-- Start --
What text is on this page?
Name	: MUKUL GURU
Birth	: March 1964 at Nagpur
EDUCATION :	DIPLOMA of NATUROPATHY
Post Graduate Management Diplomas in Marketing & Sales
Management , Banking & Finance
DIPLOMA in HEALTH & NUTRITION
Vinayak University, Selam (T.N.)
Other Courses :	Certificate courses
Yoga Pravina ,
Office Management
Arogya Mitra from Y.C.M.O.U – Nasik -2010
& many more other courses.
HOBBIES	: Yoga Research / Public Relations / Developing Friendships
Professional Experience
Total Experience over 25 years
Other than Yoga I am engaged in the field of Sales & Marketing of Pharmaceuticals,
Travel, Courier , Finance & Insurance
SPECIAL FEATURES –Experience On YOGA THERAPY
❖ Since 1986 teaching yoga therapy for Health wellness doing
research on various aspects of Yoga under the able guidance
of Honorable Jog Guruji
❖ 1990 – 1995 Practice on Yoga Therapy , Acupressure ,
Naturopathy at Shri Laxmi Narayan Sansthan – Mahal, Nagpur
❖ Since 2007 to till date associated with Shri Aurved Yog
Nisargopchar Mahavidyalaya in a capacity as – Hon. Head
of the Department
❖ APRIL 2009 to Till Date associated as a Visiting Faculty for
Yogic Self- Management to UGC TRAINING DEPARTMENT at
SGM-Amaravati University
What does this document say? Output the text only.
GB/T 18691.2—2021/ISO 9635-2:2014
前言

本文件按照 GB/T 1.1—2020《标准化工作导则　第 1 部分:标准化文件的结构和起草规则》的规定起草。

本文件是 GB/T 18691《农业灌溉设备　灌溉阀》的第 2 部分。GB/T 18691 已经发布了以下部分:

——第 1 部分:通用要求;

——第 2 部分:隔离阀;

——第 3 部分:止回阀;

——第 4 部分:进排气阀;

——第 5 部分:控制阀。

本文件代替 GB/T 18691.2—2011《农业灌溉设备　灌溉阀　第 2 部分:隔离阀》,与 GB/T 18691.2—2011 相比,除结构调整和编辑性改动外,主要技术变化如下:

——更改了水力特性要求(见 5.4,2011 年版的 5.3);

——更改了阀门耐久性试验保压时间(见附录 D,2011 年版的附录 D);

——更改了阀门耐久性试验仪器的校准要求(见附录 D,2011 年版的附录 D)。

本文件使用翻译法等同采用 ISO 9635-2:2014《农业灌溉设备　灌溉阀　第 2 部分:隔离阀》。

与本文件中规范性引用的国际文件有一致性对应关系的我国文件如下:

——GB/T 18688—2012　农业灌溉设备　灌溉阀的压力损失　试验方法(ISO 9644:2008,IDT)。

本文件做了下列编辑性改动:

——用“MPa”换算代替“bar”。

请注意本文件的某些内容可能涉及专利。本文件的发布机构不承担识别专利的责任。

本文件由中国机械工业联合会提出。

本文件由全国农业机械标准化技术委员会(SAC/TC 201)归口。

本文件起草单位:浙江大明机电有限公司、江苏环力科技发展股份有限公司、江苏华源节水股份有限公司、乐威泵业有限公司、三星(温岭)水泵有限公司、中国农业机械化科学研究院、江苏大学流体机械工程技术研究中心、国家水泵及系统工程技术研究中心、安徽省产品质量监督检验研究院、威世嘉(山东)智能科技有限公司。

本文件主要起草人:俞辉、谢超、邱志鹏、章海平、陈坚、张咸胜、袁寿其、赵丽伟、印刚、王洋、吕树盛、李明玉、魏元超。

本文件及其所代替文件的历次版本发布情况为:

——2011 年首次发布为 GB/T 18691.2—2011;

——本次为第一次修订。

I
-- End --
Each record above should be restated word for word.

What text is on this page?
Name	: MUKUL GURU
Birth	: March 1964 at Nagpur
EDUCATION :	DIPLOMA of NATUROPATHY
Post Graduate Management Diplomas in Marketing & Sales
Management , Banking & Finance
DIPLOMA in HEALTH & NUTRITION
Vinayak University, Selam (T.N.)
Other Courses :	Certificate courses
Yoga Pravina ,
Office Management
Arogya Mitra from Y.C.M.O.U – Nasik -2010
& many more other courses.
HOBBIES	: Yoga Research / Public Relations / Developing Friendships
Professional Experience
Total Experience over 25 years
Other than Yoga I am engaged in the field of Sales & Marketing of Pharmaceuticals,
Travel, Courier , Finance & Insurance
SPECIAL FEATURES –Experience On YOGA THERAPY
❖ Since 1986 teaching yoga therapy for Health wellness doing
research on various aspects of Yoga under the able guidance
of Honorable Jog Guruji
❖ 1990 – 1995 Practice on Yoga Therapy , Acupressure ,
Naturopathy at Shri Laxmi Narayan Sansthan – Mahal, Nagpur
❖ Since 2007 to till date associated with Shri Aurved Yog
Nisargopchar Mahavidyalaya in a capacity as – Hon. Head
of the Department
❖ APRIL 2009 to Till Date associated as a Visiting Faculty for
Yogic Self- Management to UGC TRAINING DEPARTMENT at
SGM-Amaravati University
What does this document say? Output the text only.
GB/T 18691.2—2021/ISO 9635-2:2014
前言

本文件按照 GB/T 1.1—2020《标准化工作导则　第 1 部分:标准化文件的结构和起草规则》的规定起草。

本文件是 GB/T 18691《农业灌溉设备　灌溉阀》的第 2 部分。GB/T 18691 已经发布了以下部分:

——第 1 部分:通用要求;

——第 2 部分:隔离阀;

——第 3 部分:止回阀;

——第 4 部分:进排气阀;

——第 5 部分:控制阀。

本文件代替 GB/T 18691.2—2011《农业灌溉设备　灌溉阀　第 2 部分:隔离阀》,与 GB/T 18691.2—2011 相比,除结构调整和编辑性改动外,主要技术变化如下:

——更改了水力特性要求(见 5.4,2011 年版的 5.3);

——更改了阀门耐久性试验保压时间(见附录 D,2011 年版的附录 D);

——更改了阀门耐久性试验仪器的校准要求(见附录 D,2011 年版的附录 D)。

本文件使用翻译法等同采用 ISO 9635-2:2014《农业灌溉设备　灌溉阀　第 2 部分:隔离阀》。

与本文件中规范性引用的国际文件有一致性对应关系的我国文件如下:

——GB/T 18688—2012　农业灌溉设备　灌溉阀的压力损失　试验方法(ISO 9644:2008,IDT)。

本文件做了下列编辑性改动:

——用“MPa”换算代替“bar”。

请注意本文件的某些内容可能涉及专利。本文件的发布机构不承担识别专利的责任。

本文件由中国机械工业联合会提出。

本文件由全国农业机械标准化技术委员会(SAC/TC 201)归口。

本文件起草单位:浙江大明机电有限公司、江苏环力科技发展股份有限公司、江苏华源节水股份有限公司、乐威泵业有限公司、三星(温岭)水泵有限公司、中国农业机械化科学研究院、江苏大学流体机械工程技术研究中心、国家水泵及系统工程技术研究中心、安徽省产品质量监督检验研究院、威世嘉(山东)智能科技有限公司。

本文件主要起草人:俞辉、谢超、邱志鹏、章海平、陈坚、张咸胜、袁寿其、赵丽伟、印刚、王洋、吕树盛、李明玉、魏元超。

本文件及其所代替文件的历次版本发布情况为:

——2011 年首次发布为 GB/T 18691.2—2011;

——本次为第一次修订。

I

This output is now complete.